• _GIVEN INSTRUCTION_: Write out the whole play review below, word for word and with nothing changed.

• _SELECTED EXTRACT_:
- - - - - - -

And that’s just the thing: We don’t need any more evidence that building the Hoover Dam was a dreadful experience. The program notes explain in detail what went on during that period, and the play doesn’t tell us anything more, making either the program or the play superfluous. The focus shouldn’t be how awful things were, and yet it is. There is precious little attention to individual stories, the human dramas that would make the play compelling. We are TOLD about the deaths of many people, but only one or two whom we are actually acquainted with (and even then, only superficially).
The play is often poetic, even lyrical, and there is often much beauty in its language. And while the show is unquestionably unusual, it does not come off as pretentious or weird-just-to-be-weird. The hard-working cast seems earnest about what they’re doing, and certainly deserves credit for that. Watching the play, though, is more of an academic endeavor than an enjoyable or thought-provoking night out at the theater.
This review was edited quite badly in publication, with the next-to-last paragraph being removed (except for the word "superficially," which mysteriously remained, floating there in space, not part of any sentence).
This was the the topper in a BYU season of plays that practically dared you to like them. From the erudite and difficult "School for Scandal" to the intentionally actionless "Cherry Orchard" to this one, the season was punctuated with unusual choices. Some of them, like "Children of Eden," were popular successes; others, like "Voices from Black Canyon," were so unorthodox that you really can't blame audiences for not showing up. You have to give BYU credit, though, for not just doing the same old stuff all the time.
Jet-lagged, I dozed off for a moment during this play, which was highly embarrassing. To add to my embarrassment, a year later at the annual theater department banquet, someone performed a song telling the whole story of my falling asleep. I wasn't there, but heard about it later, and it seemed quite funny. It was all done in the spirit of good humor, I believe, though one can never be sure.

- - - - - - -

• _PROVIDED RECORDS_:

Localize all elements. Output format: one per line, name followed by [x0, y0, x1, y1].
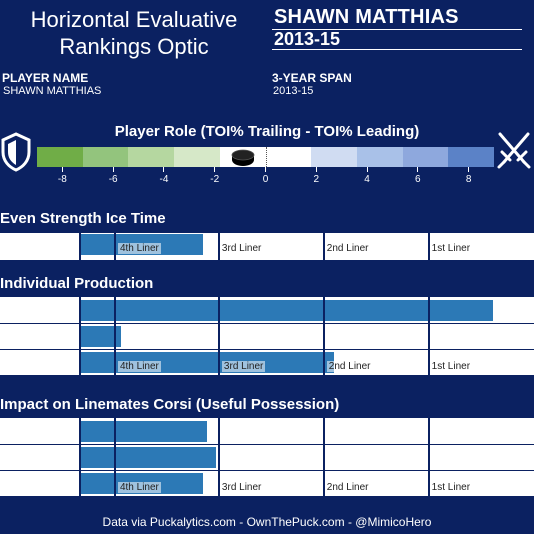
liner-level-label: 4th Liner [117, 482, 161, 493]
role-tick-mark [61, 167, 63, 172]
row-separator [0, 470, 534, 471]
span-label: 3-YEAR SPAN [272, 71, 352, 85]
liner-level-label: 1st Liner [431, 243, 471, 254]
metric-label: Primary P/60 [8, 357, 75, 369]
row-separator [0, 323, 534, 324]
section-title-corsi: Impact on Linemates Corsi (Useful Posses… [0, 396, 340, 413]
section-title-production: Individual Production [0, 275, 154, 292]
liner-level-label: 1st Liner [431, 482, 471, 493]
header-divider [272, 29, 522, 30]
liner-threshold-line [113, 418, 116, 496]
liner-threshold-line [322, 418, 325, 496]
role-tick-mark [315, 167, 317, 172]
axis-line [79, 233, 81, 260]
shield-icon [0, 132, 32, 177]
role-scale-segment [402, 147, 449, 167]
role-tick-mark [265, 167, 266, 172]
role-tick-label: -6 [108, 174, 118, 185]
role-tick-label: -4 [159, 174, 169, 185]
liner-level-label: 3rd Liner [221, 482, 262, 493]
row-separator [0, 444, 534, 445]
metric-label: TOI% [47, 239, 75, 251]
chart-title: Horizontal Evaluative Rankings Optic [30, 7, 238, 59]
metric-label: Goals/60 [29, 305, 75, 317]
span-value: 2013-15 [273, 85, 314, 97]
liner-level-label: 3rd Liner [221, 361, 266, 372]
role-tick-label: 8 [465, 174, 472, 185]
role-tick-label: 2 [313, 174, 320, 185]
metric-label: CF% +/- [34, 478, 75, 490]
player-name-value: SHAWN MATTHIAS [3, 85, 102, 97]
metric-label: CF60 +/- [31, 426, 75, 438]
metric-label: First A/60 [25, 331, 75, 343]
role-scale-segment [448, 147, 495, 167]
section-title-ev: Even Strength Ice Time [0, 210, 166, 227]
liner-threshold-line [322, 233, 325, 260]
role-scale-segment [311, 147, 358, 167]
liner-level-label: 2nd Liner [326, 482, 369, 493]
axis-line [79, 418, 81, 496]
liner-threshold-line [217, 297, 220, 375]
footer-credit: Data via Puckalytics.com - OwnThePuck.co… [102, 515, 432, 529]
metric-bar [80, 421, 208, 442]
role-scale-segment [37, 147, 84, 167]
role-tick-mark [417, 167, 419, 172]
axis-line [79, 297, 81, 375]
metric-bar [80, 447, 217, 468]
season-heading: 2013-15 [274, 29, 341, 49]
liner-threshold-line [427, 233, 430, 260]
liner-threshold-line [427, 297, 430, 375]
puck-icon [231, 149, 255, 172]
role-tick-mark [214, 167, 216, 172]
liner-level-label: 2nd Liner [326, 243, 369, 254]
role-scale-segment [265, 147, 312, 167]
role-tick-mark [112, 167, 114, 172]
liner-level-label: 3rd Liner [221, 243, 262, 254]
role-title: Player Role (TOI% Trailing - TOI% Leadin… [114, 123, 420, 140]
player-name-heading: SHAWN MATTHIAS [274, 6, 459, 28]
liner-threshold-line [217, 418, 220, 496]
role-tick-label: 6 [415, 174, 421, 185]
role-scale-segment [128, 147, 175, 167]
liner-level-label: 4th Liner [117, 243, 161, 254]
role-scale-segment [356, 147, 404, 167]
role-scale-segment [82, 147, 129, 167]
player-name-label: PLAYER NAME [2, 71, 89, 85]
liner-threshold-line [113, 297, 116, 375]
liner-threshold-line [217, 233, 220, 260]
role-tick-mark [468, 167, 470, 172]
header-divider [272, 49, 522, 50]
role-tick-mark [366, 167, 368, 172]
metric-bar [80, 300, 494, 321]
role-zero-line [266, 147, 267, 167]
liner-threshold-line [427, 418, 430, 496]
role-tick-label: 0 [262, 174, 269, 185]
liner-level-label: 1st Liner [431, 361, 471, 372]
role-tick-label: -2 [210, 174, 220, 185]
liner-level-label: 2nd Liner [326, 361, 373, 372]
row-separator [0, 349, 534, 350]
metric-label: CA60 +/- [30, 452, 75, 464]
role-scale-segment [174, 147, 221, 167]
liner-threshold-line [113, 233, 116, 260]
role-tick-label: 4 [364, 174, 370, 185]
crossed-swords-icon [496, 130, 532, 175]
metric-bar [80, 326, 121, 347]
liner-threshold-line [322, 297, 325, 375]
liner-level-label: 4th Liner [117, 361, 161, 372]
role-tick-mark [163, 167, 165, 172]
role-tick-label: -8 [57, 174, 67, 185]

- - - - - - -

• _ANSWER TO THIS EXERCISE_:
And that’s just the thing: We don’t need any more evidence that building the Hoover Dam was a dreadful experience. The program notes explain in detail what went on during that period, and the play doesn’t tell us anything more, making either the program or the play superfluous. The focus shouldn’t be how awful things were, and yet it is. There is precious little attention to individual stories, the human dramas that would make the play compelling. We are TOLD about the deaths of many people, but only one or two whom we are actually acquainted with (and even then, only superficially).
The play is often poetic, even lyrical, and there is often much beauty in its language. And while the show is unquestionably unusual, it does not come off as pretentious or weird-just-to-be-weird. The hard-working cast seems earnest about what they’re doing, and certainly deserves credit for that. Watching the play, though, is more of an academic endeavor than an enjoyable or thought-provoking night out at the theater.
This review was edited quite badly in publication, with the next-to-last paragraph being removed (except for the word "superficially," which mysteriously remained, floating there in space, not part of any sentence).
This was the the topper in a BYU season of plays that practically dared you to like them. From the erudite and difficult "School for Scandal" to the intentionally actionless "Cherry Orchard" to this one, the season was punctuated with unusual choices. Some of them, like "Children of Eden," were popular successes; others, like "Voices from Black Canyon," were so unorthodox that you really can't blame audiences for not showing up. You have to give BYU credit, though, for not just doing the same old stuff all the time.
Jet-lagged, I dozed off for a moment during this play, which was highly embarrassing. To add to my embarrassment, a year later at the annual theater department banquet, someone performed a song telling the whole story of my falling asleep. I wasn't there, but heard about it later, and it seemed quite funny. It was all done in the spirit of good humor, I believe, though one can never be sure.